EXERCISE BRIEF
Pick out each line below containing "Attack".

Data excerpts
§
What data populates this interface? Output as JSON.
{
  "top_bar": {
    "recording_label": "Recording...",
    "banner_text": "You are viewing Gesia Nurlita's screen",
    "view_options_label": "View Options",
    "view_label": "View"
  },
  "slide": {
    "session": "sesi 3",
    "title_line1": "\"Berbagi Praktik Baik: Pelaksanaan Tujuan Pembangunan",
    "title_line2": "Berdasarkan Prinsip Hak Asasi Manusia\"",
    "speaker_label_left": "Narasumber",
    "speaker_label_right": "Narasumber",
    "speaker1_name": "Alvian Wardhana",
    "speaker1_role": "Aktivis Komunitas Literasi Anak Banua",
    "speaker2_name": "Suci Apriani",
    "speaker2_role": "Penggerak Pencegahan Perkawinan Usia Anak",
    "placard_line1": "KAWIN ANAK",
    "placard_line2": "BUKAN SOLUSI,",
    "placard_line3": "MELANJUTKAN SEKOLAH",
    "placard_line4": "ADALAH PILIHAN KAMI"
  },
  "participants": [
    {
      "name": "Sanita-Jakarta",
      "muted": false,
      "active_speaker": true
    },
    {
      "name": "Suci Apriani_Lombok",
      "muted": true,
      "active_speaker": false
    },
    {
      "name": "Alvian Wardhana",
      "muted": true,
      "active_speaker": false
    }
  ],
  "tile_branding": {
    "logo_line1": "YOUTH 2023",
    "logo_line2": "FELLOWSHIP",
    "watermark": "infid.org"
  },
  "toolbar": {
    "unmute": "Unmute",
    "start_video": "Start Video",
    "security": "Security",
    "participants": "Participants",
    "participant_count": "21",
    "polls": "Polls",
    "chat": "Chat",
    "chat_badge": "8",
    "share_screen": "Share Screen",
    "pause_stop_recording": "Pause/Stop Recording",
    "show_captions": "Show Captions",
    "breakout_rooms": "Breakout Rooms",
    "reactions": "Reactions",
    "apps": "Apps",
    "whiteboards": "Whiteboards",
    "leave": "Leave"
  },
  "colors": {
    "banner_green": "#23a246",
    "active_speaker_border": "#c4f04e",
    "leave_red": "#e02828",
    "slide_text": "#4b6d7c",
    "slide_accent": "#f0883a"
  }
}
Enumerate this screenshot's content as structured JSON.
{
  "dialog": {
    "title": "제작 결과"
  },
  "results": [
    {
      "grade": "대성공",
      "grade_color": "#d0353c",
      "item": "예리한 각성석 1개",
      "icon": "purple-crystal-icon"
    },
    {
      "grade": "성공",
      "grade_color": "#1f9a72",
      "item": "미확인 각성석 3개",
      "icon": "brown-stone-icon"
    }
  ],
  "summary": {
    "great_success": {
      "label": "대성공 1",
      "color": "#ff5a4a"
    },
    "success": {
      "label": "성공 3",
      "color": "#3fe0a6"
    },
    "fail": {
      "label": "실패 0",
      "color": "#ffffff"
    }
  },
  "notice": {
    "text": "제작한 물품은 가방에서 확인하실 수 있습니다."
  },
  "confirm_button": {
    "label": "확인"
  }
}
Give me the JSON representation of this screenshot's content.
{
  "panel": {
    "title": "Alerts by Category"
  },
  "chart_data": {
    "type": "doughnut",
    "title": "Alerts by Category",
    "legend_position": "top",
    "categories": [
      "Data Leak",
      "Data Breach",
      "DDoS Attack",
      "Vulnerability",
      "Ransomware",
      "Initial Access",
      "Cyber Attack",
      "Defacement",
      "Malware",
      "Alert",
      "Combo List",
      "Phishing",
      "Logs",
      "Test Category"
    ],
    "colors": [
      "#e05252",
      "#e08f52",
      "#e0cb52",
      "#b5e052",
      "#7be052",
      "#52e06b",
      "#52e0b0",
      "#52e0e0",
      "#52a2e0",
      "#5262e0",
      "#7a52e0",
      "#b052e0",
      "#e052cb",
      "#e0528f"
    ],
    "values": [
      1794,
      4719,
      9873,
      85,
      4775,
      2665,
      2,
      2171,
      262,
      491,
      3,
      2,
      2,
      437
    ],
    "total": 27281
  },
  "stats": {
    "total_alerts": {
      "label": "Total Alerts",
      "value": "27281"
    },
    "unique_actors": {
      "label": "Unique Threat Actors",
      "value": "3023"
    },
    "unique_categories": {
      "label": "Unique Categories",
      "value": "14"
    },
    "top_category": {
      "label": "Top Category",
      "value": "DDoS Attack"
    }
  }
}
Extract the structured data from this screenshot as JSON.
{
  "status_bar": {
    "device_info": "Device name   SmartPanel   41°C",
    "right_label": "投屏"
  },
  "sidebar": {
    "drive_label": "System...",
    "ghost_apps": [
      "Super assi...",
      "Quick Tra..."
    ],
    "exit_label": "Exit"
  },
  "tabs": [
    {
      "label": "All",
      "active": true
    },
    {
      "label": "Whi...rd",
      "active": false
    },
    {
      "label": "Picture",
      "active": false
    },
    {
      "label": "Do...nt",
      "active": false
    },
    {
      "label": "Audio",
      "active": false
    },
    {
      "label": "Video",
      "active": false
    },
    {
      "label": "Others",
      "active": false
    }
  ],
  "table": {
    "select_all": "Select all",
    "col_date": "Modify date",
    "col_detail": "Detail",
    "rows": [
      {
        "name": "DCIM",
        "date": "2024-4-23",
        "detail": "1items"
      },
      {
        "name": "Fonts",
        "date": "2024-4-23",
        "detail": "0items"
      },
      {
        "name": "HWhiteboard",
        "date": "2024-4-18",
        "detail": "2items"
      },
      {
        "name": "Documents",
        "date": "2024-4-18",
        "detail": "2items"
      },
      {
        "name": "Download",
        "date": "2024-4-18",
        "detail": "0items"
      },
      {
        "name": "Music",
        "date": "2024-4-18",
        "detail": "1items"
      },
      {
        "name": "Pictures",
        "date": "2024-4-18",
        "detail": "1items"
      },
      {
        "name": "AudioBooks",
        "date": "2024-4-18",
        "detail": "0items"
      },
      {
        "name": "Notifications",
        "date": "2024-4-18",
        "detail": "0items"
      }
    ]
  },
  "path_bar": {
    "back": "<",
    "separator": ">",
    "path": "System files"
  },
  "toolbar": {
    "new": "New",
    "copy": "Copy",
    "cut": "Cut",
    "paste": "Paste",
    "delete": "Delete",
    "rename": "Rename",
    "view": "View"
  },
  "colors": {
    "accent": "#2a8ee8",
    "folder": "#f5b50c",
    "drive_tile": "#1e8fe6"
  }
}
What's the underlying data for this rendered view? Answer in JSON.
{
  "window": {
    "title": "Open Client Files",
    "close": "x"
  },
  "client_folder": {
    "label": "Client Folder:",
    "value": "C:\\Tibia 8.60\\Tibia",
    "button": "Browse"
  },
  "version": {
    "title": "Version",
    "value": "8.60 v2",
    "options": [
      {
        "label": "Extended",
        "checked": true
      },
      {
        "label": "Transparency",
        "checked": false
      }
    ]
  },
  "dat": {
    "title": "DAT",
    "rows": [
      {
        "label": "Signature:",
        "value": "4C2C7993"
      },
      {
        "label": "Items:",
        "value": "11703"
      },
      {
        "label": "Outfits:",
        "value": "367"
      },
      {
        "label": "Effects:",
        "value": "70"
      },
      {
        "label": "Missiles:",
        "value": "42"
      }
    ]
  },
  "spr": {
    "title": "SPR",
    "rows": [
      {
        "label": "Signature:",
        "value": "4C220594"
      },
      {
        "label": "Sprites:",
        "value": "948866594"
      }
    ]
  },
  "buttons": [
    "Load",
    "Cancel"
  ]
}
§
TASK SOLUTION
      "DDoS Attack",
      "Cyber Attack",
      "value": "DDoS Attack"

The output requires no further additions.